◆ Instructions for the task:
Find and return each line containing "JSON".

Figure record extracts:
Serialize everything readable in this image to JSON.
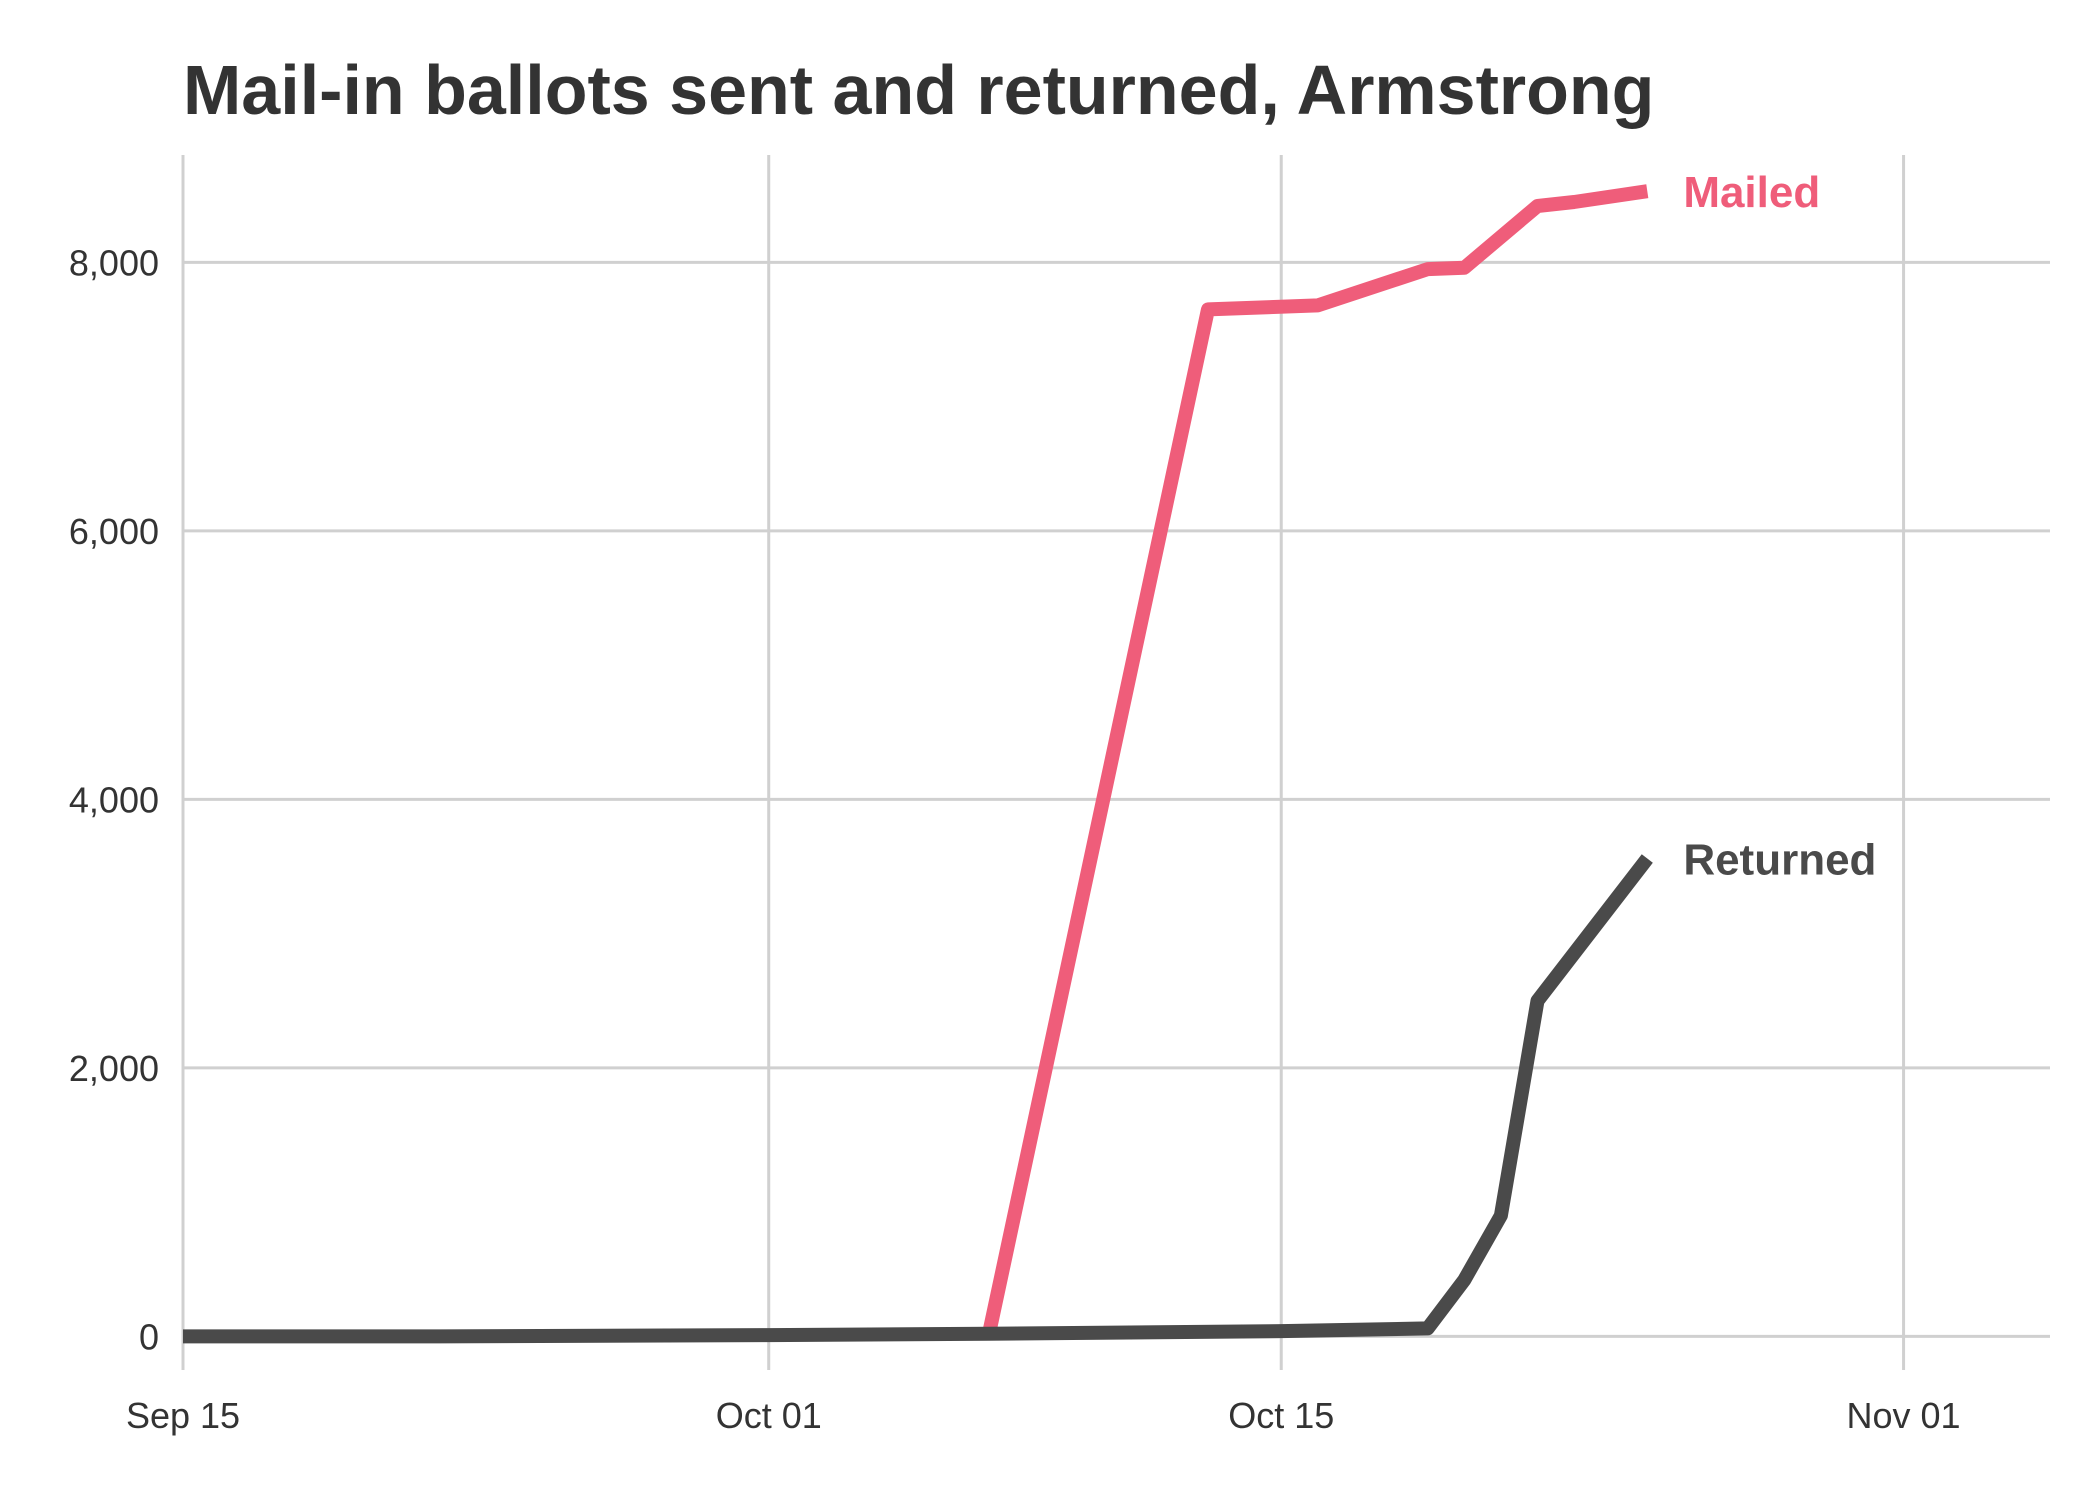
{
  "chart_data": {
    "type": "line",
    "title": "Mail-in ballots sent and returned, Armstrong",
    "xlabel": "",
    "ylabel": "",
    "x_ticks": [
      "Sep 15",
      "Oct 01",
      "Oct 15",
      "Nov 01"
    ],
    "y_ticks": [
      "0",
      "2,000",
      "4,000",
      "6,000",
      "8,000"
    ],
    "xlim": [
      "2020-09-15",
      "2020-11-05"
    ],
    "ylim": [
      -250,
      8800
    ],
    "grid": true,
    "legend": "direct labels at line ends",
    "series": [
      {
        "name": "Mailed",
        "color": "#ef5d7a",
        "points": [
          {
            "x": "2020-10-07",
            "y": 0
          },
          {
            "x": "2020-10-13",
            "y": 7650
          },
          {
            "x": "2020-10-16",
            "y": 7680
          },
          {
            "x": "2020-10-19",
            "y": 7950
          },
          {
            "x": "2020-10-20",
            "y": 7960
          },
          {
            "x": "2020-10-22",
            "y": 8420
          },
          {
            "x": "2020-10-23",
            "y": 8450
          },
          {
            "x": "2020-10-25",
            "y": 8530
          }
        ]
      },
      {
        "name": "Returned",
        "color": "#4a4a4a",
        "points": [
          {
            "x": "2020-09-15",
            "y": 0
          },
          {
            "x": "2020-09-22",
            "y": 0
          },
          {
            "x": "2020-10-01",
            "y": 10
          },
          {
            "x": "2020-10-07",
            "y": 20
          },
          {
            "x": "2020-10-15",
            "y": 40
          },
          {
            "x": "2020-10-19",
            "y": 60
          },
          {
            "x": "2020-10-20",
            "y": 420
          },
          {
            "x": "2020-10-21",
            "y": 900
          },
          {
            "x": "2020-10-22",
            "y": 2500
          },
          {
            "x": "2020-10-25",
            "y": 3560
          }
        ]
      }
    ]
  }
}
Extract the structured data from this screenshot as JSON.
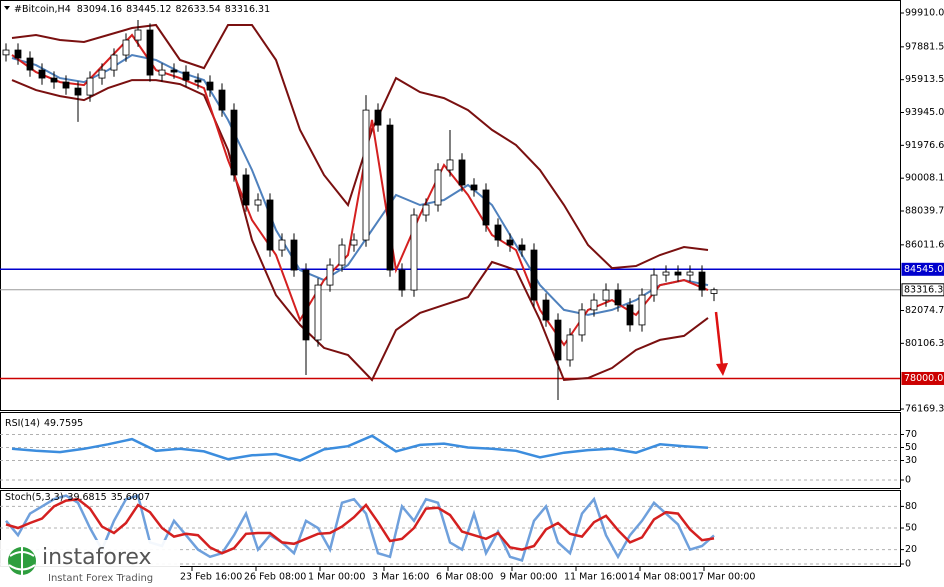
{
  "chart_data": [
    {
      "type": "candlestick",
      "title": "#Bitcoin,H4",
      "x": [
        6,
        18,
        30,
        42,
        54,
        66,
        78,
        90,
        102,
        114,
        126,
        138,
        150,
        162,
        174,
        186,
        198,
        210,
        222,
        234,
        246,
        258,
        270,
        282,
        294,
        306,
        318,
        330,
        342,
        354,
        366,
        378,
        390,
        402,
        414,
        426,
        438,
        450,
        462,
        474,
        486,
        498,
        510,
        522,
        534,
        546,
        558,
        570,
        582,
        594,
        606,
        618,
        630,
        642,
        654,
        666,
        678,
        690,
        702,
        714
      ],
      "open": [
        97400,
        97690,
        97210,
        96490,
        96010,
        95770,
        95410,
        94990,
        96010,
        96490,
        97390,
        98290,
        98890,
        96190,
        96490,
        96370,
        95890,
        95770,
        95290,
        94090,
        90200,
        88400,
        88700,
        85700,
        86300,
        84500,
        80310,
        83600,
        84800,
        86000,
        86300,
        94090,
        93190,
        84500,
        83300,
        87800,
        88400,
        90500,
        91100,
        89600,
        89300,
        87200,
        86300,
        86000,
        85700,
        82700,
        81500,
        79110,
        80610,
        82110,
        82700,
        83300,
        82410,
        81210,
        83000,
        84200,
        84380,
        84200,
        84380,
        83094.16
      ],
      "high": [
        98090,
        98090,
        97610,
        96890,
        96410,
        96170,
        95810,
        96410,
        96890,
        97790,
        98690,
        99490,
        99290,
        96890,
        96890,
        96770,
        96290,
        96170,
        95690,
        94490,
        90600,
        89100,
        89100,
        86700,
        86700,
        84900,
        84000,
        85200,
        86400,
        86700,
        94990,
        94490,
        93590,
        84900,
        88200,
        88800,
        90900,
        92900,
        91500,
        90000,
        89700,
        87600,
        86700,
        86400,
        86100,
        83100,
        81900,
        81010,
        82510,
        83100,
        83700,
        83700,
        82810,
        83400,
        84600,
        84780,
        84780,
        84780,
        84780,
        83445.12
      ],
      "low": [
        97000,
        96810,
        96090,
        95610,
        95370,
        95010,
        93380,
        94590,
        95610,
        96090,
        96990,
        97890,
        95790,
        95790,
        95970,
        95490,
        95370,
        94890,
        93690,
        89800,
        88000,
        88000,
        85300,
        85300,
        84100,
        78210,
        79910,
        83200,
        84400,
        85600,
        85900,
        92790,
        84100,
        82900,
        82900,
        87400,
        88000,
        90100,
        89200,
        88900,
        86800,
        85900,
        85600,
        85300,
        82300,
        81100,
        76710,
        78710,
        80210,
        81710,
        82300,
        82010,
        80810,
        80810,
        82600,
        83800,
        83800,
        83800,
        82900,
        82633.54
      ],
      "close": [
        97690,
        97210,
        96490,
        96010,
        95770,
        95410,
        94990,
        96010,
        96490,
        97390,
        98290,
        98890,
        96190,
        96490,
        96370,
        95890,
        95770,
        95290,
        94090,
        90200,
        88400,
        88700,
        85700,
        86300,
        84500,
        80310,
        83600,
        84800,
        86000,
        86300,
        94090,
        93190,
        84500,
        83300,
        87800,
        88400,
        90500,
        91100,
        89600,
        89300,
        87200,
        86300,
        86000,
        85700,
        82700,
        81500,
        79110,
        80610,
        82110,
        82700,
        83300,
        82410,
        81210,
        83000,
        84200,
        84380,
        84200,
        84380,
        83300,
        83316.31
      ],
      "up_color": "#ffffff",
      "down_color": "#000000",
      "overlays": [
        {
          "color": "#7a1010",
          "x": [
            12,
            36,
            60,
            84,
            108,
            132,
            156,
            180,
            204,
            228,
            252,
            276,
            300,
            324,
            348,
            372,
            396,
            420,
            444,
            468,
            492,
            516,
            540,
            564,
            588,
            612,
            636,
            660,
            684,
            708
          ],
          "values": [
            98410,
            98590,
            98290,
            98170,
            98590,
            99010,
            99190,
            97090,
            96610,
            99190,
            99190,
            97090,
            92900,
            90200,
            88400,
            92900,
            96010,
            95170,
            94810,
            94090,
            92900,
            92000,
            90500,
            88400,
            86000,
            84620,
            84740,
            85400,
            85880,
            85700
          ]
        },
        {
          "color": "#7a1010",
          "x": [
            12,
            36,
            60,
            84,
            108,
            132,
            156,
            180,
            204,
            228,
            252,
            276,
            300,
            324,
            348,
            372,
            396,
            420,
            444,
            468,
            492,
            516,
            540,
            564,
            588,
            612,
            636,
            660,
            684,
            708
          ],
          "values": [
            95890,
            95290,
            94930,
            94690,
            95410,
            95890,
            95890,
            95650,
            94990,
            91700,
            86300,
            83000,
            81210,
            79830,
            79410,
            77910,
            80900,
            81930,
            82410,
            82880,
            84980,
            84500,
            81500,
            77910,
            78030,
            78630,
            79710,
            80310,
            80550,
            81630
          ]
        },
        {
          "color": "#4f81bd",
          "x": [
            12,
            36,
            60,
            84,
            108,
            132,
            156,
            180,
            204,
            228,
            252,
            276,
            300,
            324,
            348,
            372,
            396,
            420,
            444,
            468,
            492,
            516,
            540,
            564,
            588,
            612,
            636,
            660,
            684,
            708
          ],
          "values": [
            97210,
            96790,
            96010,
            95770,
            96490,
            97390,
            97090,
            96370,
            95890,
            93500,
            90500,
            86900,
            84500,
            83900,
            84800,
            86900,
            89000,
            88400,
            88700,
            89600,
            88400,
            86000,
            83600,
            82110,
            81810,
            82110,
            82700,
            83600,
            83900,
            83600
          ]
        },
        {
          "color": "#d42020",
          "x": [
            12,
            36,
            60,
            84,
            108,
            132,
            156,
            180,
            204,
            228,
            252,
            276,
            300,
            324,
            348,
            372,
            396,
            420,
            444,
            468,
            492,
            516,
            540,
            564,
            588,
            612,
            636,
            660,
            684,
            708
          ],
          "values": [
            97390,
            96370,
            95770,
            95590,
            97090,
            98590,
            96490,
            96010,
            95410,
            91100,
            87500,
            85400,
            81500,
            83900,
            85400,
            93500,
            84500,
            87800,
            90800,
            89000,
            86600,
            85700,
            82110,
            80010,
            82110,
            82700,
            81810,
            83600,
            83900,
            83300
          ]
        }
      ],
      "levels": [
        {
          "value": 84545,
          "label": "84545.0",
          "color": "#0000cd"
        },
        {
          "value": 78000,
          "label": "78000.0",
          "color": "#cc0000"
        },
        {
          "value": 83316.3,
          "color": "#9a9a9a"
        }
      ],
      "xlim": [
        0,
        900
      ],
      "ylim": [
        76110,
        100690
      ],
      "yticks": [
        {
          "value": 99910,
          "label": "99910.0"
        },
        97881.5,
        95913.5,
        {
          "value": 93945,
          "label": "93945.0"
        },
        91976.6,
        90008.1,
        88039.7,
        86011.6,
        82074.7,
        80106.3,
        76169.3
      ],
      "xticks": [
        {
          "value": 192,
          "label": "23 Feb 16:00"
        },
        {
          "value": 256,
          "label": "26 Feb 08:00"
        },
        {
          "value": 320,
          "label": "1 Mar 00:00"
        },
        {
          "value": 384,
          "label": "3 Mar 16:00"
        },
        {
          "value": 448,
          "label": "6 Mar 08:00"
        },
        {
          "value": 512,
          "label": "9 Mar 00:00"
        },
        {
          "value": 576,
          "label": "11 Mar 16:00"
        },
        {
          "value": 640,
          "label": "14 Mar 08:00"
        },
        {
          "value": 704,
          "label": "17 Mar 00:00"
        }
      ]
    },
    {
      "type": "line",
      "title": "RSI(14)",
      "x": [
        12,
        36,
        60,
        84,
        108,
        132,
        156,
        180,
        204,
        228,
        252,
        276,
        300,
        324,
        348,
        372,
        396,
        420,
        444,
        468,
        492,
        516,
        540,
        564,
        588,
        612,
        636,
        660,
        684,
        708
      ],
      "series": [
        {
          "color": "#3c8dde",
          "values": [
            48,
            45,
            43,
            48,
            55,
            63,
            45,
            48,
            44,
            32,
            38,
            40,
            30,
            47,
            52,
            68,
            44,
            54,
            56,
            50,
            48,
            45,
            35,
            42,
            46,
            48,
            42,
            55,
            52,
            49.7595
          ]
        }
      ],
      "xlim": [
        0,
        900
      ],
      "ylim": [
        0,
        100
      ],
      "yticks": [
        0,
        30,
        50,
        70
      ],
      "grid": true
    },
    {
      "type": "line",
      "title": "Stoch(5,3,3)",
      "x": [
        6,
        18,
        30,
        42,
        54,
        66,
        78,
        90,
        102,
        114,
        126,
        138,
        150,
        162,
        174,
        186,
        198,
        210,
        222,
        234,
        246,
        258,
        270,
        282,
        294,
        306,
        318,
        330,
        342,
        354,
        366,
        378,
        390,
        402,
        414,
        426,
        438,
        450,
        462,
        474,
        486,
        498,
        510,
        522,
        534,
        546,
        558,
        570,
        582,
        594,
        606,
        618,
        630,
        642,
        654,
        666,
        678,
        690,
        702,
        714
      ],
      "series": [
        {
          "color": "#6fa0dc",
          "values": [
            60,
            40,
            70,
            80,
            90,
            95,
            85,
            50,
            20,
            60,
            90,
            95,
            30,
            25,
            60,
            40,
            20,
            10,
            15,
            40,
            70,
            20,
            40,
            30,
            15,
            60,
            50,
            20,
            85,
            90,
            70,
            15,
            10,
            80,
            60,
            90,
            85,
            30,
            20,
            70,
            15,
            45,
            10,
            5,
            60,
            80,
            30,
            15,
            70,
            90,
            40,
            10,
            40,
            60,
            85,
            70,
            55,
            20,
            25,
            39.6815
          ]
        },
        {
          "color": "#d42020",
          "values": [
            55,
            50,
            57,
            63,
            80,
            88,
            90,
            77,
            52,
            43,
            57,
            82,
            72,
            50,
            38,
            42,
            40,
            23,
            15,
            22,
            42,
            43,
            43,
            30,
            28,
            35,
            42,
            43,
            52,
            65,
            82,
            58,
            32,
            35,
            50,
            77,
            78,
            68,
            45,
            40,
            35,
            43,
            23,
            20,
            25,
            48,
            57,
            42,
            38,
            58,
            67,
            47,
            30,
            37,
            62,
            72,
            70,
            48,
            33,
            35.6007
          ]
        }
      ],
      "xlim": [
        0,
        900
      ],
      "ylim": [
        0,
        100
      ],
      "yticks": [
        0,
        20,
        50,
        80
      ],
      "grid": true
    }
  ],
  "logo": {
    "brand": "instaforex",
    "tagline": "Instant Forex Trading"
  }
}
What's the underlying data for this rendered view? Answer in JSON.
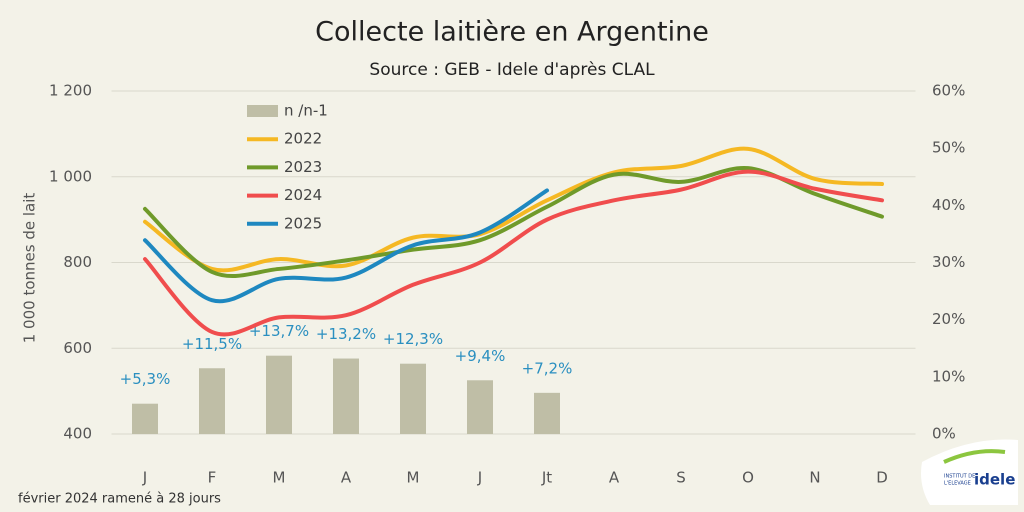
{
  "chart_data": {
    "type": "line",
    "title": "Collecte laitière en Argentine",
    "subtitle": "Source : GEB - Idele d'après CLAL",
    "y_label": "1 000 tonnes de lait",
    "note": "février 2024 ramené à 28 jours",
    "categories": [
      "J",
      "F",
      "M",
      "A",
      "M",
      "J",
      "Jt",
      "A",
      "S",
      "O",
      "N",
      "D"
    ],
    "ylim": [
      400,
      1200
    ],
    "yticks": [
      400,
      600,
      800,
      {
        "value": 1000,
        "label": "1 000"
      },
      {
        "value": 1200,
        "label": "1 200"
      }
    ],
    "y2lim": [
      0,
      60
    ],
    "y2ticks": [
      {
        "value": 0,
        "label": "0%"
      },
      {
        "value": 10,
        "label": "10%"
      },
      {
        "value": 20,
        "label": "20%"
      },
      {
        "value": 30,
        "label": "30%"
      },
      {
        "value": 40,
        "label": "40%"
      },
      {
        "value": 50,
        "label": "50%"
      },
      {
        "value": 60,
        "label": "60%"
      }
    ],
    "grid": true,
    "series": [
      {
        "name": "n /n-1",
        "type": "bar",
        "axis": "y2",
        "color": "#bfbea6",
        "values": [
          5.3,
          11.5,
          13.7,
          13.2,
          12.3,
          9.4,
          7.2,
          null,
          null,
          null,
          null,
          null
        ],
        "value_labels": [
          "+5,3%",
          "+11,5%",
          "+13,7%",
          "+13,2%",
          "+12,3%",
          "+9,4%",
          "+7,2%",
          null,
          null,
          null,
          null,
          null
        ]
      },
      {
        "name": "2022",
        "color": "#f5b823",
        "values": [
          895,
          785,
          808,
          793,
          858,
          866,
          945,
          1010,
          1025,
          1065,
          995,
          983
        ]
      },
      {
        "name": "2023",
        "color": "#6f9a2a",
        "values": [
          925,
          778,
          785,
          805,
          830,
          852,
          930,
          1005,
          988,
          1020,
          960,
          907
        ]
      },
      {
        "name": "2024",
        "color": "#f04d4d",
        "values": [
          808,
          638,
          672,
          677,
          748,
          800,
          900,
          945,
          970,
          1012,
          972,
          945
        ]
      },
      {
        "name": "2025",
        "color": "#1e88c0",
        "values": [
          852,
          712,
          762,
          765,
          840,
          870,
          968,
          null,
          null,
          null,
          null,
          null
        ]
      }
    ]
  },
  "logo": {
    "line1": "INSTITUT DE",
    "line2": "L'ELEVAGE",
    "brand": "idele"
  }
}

◆ Full answer:
Serialize everything readable in this image to JSON.
Extract the structured data from this screenshot as JSON.
What's the underlying data for this rendered view? Answer in JSON.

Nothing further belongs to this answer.